■ **WHAT TO WORK ON**
Go through the data below. List every line that holds the word "flow".

■ **RECORD SET**
+ + + + + + +
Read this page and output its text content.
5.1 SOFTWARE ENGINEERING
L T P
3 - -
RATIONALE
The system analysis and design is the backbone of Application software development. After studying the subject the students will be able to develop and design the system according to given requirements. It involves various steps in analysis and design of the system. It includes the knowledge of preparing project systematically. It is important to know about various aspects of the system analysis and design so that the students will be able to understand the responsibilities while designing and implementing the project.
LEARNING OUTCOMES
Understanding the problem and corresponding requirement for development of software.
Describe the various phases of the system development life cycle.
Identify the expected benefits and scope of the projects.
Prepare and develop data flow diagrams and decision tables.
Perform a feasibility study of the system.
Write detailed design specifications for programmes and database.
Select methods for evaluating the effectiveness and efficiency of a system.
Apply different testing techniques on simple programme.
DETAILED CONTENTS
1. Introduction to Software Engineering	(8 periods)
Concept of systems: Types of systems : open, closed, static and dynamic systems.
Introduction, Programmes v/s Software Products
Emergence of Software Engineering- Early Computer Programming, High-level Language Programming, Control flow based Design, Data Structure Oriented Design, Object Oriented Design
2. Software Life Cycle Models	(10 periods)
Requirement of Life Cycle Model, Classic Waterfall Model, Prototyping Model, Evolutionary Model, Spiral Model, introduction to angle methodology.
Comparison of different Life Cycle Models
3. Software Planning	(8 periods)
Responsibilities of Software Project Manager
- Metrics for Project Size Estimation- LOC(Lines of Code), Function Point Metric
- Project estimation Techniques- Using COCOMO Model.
+ + + + + + +
■ **ANSWER FOR THE TASK**
Prepare and develop data flow diagrams and decision tables.
Emergence of Software Engineering- Early Computer Programming, High-level Language Programming, Control flow based Design, Data Structure Oriented Design, Object Oriented Design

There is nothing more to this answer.